-- begin Exercise inputs --
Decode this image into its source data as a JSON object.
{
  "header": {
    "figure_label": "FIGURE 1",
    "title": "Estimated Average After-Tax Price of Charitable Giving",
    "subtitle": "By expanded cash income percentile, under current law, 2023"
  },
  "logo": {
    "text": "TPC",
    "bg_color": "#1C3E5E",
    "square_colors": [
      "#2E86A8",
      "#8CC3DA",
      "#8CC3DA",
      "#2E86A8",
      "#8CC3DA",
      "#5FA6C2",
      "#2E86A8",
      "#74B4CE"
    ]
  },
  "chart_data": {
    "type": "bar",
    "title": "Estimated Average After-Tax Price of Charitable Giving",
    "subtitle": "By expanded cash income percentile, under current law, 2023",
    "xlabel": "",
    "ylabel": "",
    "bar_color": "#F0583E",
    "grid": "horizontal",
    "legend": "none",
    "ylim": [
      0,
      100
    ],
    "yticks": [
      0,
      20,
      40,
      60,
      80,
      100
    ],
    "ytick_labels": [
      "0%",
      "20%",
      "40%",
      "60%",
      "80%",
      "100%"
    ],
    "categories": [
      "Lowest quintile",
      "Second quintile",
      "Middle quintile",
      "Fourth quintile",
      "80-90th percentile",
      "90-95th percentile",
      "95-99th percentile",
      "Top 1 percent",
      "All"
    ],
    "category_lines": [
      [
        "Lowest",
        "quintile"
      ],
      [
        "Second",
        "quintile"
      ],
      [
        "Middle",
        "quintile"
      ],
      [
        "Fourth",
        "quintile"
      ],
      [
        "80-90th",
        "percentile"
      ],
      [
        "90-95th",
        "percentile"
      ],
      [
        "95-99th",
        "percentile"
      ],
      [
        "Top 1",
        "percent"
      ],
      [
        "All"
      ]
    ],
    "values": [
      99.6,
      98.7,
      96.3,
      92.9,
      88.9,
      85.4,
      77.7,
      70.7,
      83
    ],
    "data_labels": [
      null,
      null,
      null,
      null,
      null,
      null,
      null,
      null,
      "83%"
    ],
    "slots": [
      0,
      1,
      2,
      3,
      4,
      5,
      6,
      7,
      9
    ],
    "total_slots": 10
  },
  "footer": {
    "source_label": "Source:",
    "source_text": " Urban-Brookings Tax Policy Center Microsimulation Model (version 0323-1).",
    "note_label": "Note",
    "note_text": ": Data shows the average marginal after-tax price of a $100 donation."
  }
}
-- end Exercise inputs --
**Task brief**
Return all the data exactly as given.

**Result for this task**
Decode this image into its source data as a JSON object.
{
  "header": {
    "figure_label": "FIGURE 1",
    "title": "Estimated Average After-Tax Price of Charitable Giving",
    "subtitle": "By expanded cash income percentile, under current law, 2023"
  },
  "logo": {
    "text": "TPC",
    "bg_color": "#1C3E5E",
    "square_colors": [
      "#2E86A8",
      "#8CC3DA",
      "#8CC3DA",
      "#2E86A8",
      "#8CC3DA",
      "#5FA6C2",
      "#2E86A8",
      "#74B4CE"
    ]
  },
  "chart_data": {
    "type": "bar",
    "title": "Estimated Average After-Tax Price of Charitable Giving",
    "subtitle": "By expanded cash income percentile, under current law, 2023",
    "xlabel": "",
    "ylabel": "",
    "bar_color": "#F0583E",
    "grid": "horizontal",
    "legend": "none",
    "ylim": [
      0,
      100
    ],
    "yticks": [
      0,
      20,
      40,
      60,
      80,
      100
    ],
    "ytick_labels": [
      "0%",
      "20%",
      "40%",
      "60%",
      "80%",
      "100%"
    ],
    "categories": [
      "Lowest quintile",
      "Second quintile",
      "Middle quintile",
      "Fourth quintile",
      "80-90th percentile",
      "90-95th percentile",
      "95-99th percentile",
      "Top 1 percent",
      "All"
    ],
    "category_lines": [
      [
        "Lowest",
        "quintile"
      ],
      [
        "Second",
        "quintile"
      ],
      [
        "Middle",
        "quintile"
      ],
      [
        "Fourth",
        "quintile"
      ],
      [
        "80-90th",
        "percentile"
      ],
      [
        "90-95th",
        "percentile"
      ],
      [
        "95-99th",
        "percentile"
      ],
      [
        "Top 1",
        "percent"
      ],
      [
        "All"
      ]
    ],
    "values": [
      99.6,
      98.7,
      96.3,
      92.9,
      88.9,
      85.4,
      77.7,
      70.7,
      83
    ],
    "data_labels": [
      null,
      null,
      null,
      null,
      null,
      null,
      null,
      null,
      "83%"
    ],
    "slots": [
      0,
      1,
      2,
      3,
      4,
      5,
      6,
      7,
      9
    ],
    "total_slots": 10
  },
  "footer": {
    "source_label": "Source:",
    "source_text": " Urban-Brookings Tax Policy Center Microsimulation Model (version 0323-1).",
    "note_label": "Note",
    "note_text": ": Data shows the average marginal after-tax price of a $100 donation."
  }
}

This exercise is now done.